— Begin ENTRIES SHOWN —
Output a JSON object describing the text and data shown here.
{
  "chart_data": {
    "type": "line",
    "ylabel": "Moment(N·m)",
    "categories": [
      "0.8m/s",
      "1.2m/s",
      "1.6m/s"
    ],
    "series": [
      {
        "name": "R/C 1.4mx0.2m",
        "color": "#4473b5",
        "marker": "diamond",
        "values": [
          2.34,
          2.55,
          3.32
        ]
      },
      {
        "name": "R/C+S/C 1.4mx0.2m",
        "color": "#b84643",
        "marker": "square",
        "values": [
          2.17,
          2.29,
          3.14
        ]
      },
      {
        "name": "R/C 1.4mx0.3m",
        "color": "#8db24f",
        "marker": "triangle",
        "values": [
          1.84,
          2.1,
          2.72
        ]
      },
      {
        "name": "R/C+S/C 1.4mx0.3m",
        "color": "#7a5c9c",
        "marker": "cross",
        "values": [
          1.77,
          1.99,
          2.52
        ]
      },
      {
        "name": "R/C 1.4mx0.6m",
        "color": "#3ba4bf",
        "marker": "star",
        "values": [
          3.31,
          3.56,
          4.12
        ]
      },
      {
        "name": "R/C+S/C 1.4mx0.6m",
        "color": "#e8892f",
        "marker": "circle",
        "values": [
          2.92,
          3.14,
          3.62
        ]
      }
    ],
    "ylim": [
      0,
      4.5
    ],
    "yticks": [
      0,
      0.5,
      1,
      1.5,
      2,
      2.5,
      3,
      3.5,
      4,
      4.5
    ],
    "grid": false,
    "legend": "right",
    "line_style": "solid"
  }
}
— End ENTRIES SHOWN —
Reply with one number only: how many lines of the listing hold "marker"?

FINAL ANSWER:
6